*Stated problem:* Return each line of the data below exactly, omitting any pictures.

Extracted records:
▬▬▬

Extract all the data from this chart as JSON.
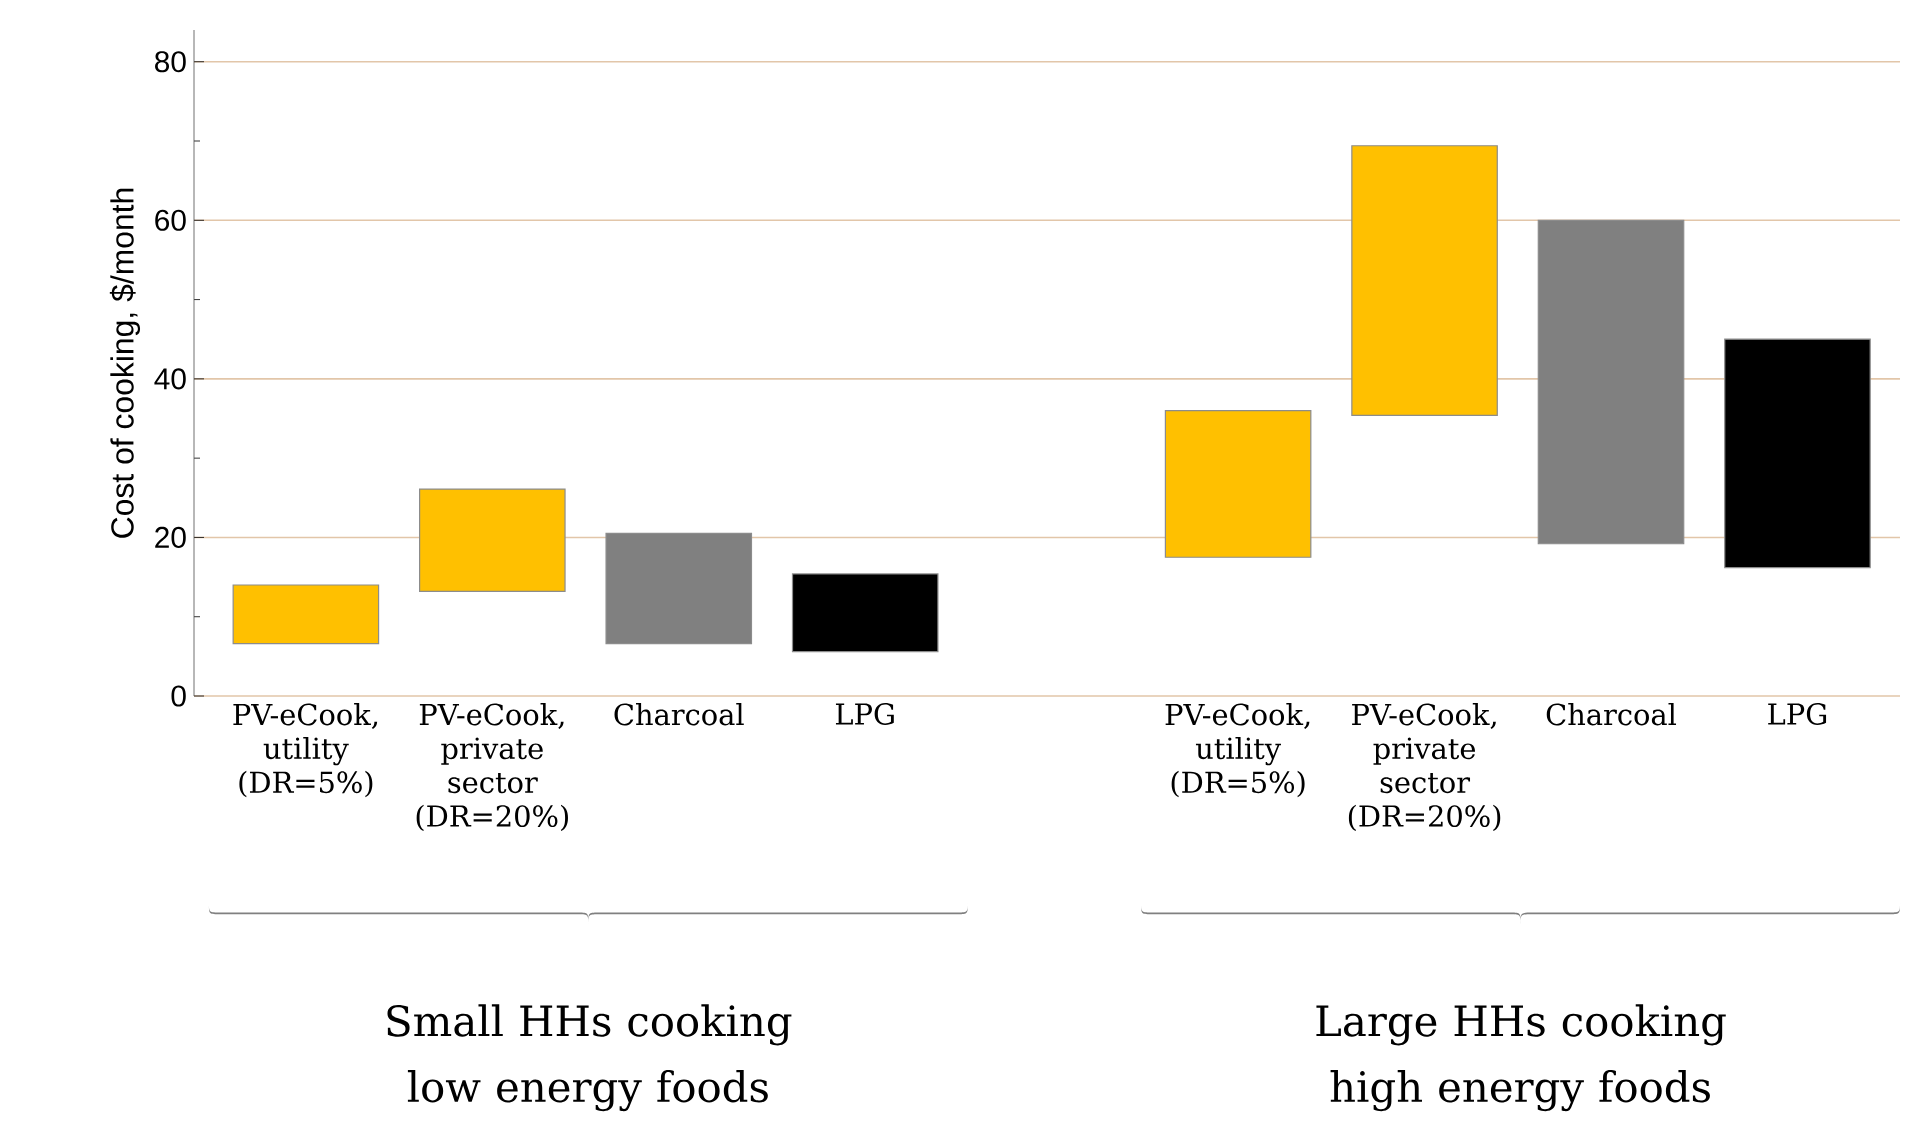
{
  "chart_data": {
    "type": "bar",
    "ylabel": "Cost of cooking, $/month",
    "categories": [
      "PV-eCook, utility (DR=5%)",
      "PV-eCook, private sector (DR=20%)",
      "Charcoal",
      "LPG",
      null,
      "PV-eCook, utility (DR=5%)",
      "PV-eCook, private sector (DR=20%)",
      "Charcoal",
      "LPG"
    ],
    "base": [
      6.6,
      13.2,
      6.6,
      5.6,
      null,
      17.5,
      35.4,
      19.2,
      16.2
    ],
    "values": [
      7.4,
      12.9,
      13.9,
      9.8,
      null,
      18.5,
      34,
      40.8,
      28.8
    ],
    "colors": [
      "#ffc000",
      "#ffc000",
      "#808080",
      "#000000",
      null,
      "#ffc000",
      "#ffc000",
      "#808080",
      "#000000"
    ],
    "ylim": [
      0,
      84
    ],
    "yticks": [
      0,
      20,
      40,
      60,
      80
    ],
    "grid": "y",
    "annotations": [
      "Small HHs cooking low energy foods",
      "Large HHs cooking high energy foods"
    ]
  }
}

▬▬▬

*Response below:*
Extract all the data from this chart as JSON.
{
  "chart_data": {
    "type": "bar",
    "ylabel": "Cost of cooking, $/month",
    "categories": [
      "PV-eCook, utility (DR=5%)",
      "PV-eCook, private sector (DR=20%)",
      "Charcoal",
      "LPG",
      null,
      "PV-eCook, utility (DR=5%)",
      "PV-eCook, private sector (DR=20%)",
      "Charcoal",
      "LPG"
    ],
    "base": [
      6.6,
      13.2,
      6.6,
      5.6,
      null,
      17.5,
      35.4,
      19.2,
      16.2
    ],
    "values": [
      7.4,
      12.9,
      13.9,
      9.8,
      null,
      18.5,
      34,
      40.8,
      28.8
    ],
    "colors": [
      "#ffc000",
      "#ffc000",
      "#808080",
      "#000000",
      null,
      "#ffc000",
      "#ffc000",
      "#808080",
      "#000000"
    ],
    "ylim": [
      0,
      84
    ],
    "yticks": [
      0,
      20,
      40,
      60,
      80
    ],
    "grid": "y",
    "annotations": [
      "Small HHs cooking low energy foods",
      "Large HHs cooking high energy foods"
    ]
  }
}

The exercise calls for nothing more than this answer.